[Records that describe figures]
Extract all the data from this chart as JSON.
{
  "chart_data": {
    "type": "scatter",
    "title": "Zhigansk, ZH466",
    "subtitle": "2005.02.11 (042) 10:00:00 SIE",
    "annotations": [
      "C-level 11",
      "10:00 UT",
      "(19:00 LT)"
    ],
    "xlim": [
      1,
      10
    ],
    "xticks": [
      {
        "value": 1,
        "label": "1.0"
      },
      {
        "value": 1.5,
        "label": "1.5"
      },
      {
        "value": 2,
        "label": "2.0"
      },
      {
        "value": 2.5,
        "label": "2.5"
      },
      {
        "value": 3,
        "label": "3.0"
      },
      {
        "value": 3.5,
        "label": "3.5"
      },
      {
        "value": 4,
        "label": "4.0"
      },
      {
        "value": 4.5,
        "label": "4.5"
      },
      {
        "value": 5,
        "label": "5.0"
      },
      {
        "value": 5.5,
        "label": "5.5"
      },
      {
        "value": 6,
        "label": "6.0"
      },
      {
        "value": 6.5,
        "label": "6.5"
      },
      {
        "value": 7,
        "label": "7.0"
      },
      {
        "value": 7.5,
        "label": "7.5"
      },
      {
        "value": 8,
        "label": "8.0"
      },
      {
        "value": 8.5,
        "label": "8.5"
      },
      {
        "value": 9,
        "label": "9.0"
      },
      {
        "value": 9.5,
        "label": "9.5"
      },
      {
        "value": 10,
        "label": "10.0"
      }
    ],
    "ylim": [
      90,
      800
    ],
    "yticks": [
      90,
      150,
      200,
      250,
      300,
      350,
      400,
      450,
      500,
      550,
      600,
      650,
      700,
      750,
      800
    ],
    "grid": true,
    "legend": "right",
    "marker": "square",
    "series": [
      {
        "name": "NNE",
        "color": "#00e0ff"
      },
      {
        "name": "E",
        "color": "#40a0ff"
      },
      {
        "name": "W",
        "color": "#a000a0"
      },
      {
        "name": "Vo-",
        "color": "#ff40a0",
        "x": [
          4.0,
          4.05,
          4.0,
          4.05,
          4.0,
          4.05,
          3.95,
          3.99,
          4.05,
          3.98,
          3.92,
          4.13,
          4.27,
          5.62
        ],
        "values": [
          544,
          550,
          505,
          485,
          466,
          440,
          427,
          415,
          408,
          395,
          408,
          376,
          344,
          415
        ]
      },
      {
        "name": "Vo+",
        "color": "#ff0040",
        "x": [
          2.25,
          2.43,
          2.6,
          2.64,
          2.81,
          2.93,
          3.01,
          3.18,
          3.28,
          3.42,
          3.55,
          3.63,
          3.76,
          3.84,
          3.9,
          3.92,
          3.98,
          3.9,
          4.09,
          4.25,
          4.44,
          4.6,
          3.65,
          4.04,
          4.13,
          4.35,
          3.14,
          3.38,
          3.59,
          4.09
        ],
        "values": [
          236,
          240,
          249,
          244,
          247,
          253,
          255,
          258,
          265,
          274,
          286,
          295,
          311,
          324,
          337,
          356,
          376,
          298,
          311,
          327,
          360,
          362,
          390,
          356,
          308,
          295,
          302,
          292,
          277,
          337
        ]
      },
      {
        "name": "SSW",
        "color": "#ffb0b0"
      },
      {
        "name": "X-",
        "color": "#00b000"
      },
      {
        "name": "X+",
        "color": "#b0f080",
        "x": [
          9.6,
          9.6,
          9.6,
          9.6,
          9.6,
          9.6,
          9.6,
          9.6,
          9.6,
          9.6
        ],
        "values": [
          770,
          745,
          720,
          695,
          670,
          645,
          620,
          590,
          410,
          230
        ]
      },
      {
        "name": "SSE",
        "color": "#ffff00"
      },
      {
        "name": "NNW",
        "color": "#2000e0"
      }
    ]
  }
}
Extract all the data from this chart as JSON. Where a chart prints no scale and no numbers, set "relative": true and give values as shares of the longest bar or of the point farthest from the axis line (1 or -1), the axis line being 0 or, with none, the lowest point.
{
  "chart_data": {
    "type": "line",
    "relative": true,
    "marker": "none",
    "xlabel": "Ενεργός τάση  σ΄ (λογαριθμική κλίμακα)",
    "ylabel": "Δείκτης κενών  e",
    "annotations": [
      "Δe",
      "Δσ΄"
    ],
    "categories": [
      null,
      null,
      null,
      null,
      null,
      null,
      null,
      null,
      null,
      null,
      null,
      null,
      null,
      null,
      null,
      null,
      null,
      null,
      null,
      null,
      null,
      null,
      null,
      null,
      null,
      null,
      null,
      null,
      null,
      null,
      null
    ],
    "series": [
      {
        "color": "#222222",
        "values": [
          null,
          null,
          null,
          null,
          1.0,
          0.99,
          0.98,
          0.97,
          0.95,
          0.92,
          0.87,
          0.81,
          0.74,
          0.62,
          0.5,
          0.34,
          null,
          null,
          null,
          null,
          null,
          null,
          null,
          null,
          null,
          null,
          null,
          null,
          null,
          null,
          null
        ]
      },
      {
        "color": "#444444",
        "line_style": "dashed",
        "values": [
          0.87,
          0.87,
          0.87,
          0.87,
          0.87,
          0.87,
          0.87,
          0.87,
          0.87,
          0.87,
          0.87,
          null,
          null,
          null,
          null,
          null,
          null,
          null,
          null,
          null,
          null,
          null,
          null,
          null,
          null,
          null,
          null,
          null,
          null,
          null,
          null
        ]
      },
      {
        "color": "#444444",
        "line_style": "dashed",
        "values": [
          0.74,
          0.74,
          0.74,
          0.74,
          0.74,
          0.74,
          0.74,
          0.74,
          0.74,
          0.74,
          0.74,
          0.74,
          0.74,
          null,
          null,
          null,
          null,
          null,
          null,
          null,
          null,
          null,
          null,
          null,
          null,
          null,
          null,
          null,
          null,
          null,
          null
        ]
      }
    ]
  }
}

- SET TASK:
Give the records above again, word for word.

- TASK RESULT:
Extract all the data from this chart as JSON.
{
  "chart_data": {
    "type": "scatter",
    "title": "Zhigansk, ZH466",
    "subtitle": "2005.02.11 (042) 10:00:00 SIE",
    "annotations": [
      "C-level 11",
      "10:00 UT",
      "(19:00 LT)"
    ],
    "xlim": [
      1,
      10
    ],
    "xticks": [
      {
        "value": 1,
        "label": "1.0"
      },
      {
        "value": 1.5,
        "label": "1.5"
      },
      {
        "value": 2,
        "label": "2.0"
      },
      {
        "value": 2.5,
        "label": "2.5"
      },
      {
        "value": 3,
        "label": "3.0"
      },
      {
        "value": 3.5,
        "label": "3.5"
      },
      {
        "value": 4,
        "label": "4.0"
      },
      {
        "value": 4.5,
        "label": "4.5"
      },
      {
        "value": 5,
        "label": "5.0"
      },
      {
        "value": 5.5,
        "label": "5.5"
      },
      {
        "value": 6,
        "label": "6.0"
      },
      {
        "value": 6.5,
        "label": "6.5"
      },
      {
        "value": 7,
        "label": "7.0"
      },
      {
        "value": 7.5,
        "label": "7.5"
      },
      {
        "value": 8,
        "label": "8.0"
      },
      {
        "value": 8.5,
        "label": "8.5"
      },
      {
        "value": 9,
        "label": "9.0"
      },
      {
        "value": 9.5,
        "label": "9.5"
      },
      {
        "value": 10,
        "label": "10.0"
      }
    ],
    "ylim": [
      90,
      800
    ],
    "yticks": [
      90,
      150,
      200,
      250,
      300,
      350,
      400,
      450,
      500,
      550,
      600,
      650,
      700,
      750,
      800
    ],
    "grid": true,
    "legend": "right",
    "marker": "square",
    "series": [
      {
        "name": "NNE",
        "color": "#00e0ff"
      },
      {
        "name": "E",
        "color": "#40a0ff"
      },
      {
        "name": "W",
        "color": "#a000a0"
      },
      {
        "name": "Vo-",
        "color": "#ff40a0",
        "x": [
          4.0,
          4.05,
          4.0,
          4.05,
          4.0,
          4.05,
          3.95,
          3.99,
          4.05,
          3.98,
          3.92,
          4.13,
          4.27,
          5.62
        ],
        "values": [
          544,
          550,
          505,
          485,
          466,
          440,
          427,
          415,
          408,
          395,
          408,
          376,
          344,
          415
        ]
      },
      {
        "name": "Vo+",
        "color": "#ff0040",
        "x": [
          2.25,
          2.43,
          2.6,
          2.64,
          2.81,
          2.93,
          3.01,
          3.18,
          3.28,
          3.42,
          3.55,
          3.63,
          3.76,
          3.84,
          3.9,
          3.92,
          3.98,
          3.9,
          4.09,
          4.25,
          4.44,
          4.6,
          3.65,
          4.04,
          4.13,
          4.35,
          3.14,
          3.38,
          3.59,
          4.09
        ],
        "values": [
          236,
          240,
          249,
          244,
          247,
          253,
          255,
          258,
          265,
          274,
          286,
          295,
          311,
          324,
          337,
          356,
          376,
          298,
          311,
          327,
          360,
          362,
          390,
          356,
          308,
          295,
          302,
          292,
          277,
          337
        ]
      },
      {
        "name": "SSW",
        "color": "#ffb0b0"
      },
      {
        "name": "X-",
        "color": "#00b000"
      },
      {
        "name": "X+",
        "color": "#b0f080",
        "x": [
          9.6,
          9.6,
          9.6,
          9.6,
          9.6,
          9.6,
          9.6,
          9.6,
          9.6,
          9.6
        ],
        "values": [
          770,
          745,
          720,
          695,
          670,
          645,
          620,
          590,
          410,
          230
        ]
      },
      {
        "name": "SSE",
        "color": "#ffff00"
      },
      {
        "name": "NNW",
        "color": "#2000e0"
      }
    ]
  }
}
Extract all the data from this chart as JSON. Where a chart prints no scale and no numbers, set "relative": true and give values as shares of the longest bar or of the point farthest from the axis line (1 or -1), the axis line being 0 or, with none, the lowest point.
{
  "chart_data": {
    "type": "line",
    "relative": true,
    "marker": "none",
    "xlabel": "Ενεργός τάση  σ΄ (λογαριθμική κλίμακα)",
    "ylabel": "Δείκτης κενών  e",
    "annotations": [
      "Δe",
      "Δσ΄"
    ],
    "categories": [
      null,
      null,
      null,
      null,
      null,
      null,
      null,
      null,
      null,
      null,
      null,
      null,
      null,
      null,
      null,
      null,
      null,
      null,
      null,
      null,
      null,
      null,
      null,
      null,
      null,
      null,
      null,
      null,
      null,
      null,
      null
    ],
    "series": [
      {
        "color": "#222222",
        "values": [
          null,
          null,
          null,
          null,
          1.0,
          0.99,
          0.98,
          0.97,
          0.95,
          0.92,
          0.87,
          0.81,
          0.74,
          0.62,
          0.5,
          0.34,
          null,
          null,
          null,
          null,
          null,
          null,
          null,
          null,
          null,
          null,
          null,
          null,
          null,
          null,
          null
        ]
      },
      {
        "color": "#444444",
        "line_style": "dashed",
        "values": [
          0.87,
          0.87,
          0.87,
          0.87,
          0.87,
          0.87,
          0.87,
          0.87,
          0.87,
          0.87,
          0.87,
          null,
          null,
          null,
          null,
          null,
          null,
          null,
          null,
          null,
          null,
          null,
          null,
          null,
          null,
          null,
          null,
          null,
          null,
          null,
          null
        ]
      },
      {
        "color": "#444444",
        "line_style": "dashed",
        "values": [
          0.74,
          0.74,
          0.74,
          0.74,
          0.74,
          0.74,
          0.74,
          0.74,
          0.74,
          0.74,
          0.74,
          0.74,
          0.74,
          null,
          null,
          null,
          null,
          null,
          null,
          null,
          null,
          null,
          null,
          null,
          null,
          null,
          null,
          null,
          null,
          null,
          null
        ]
      }
    ]
  }
}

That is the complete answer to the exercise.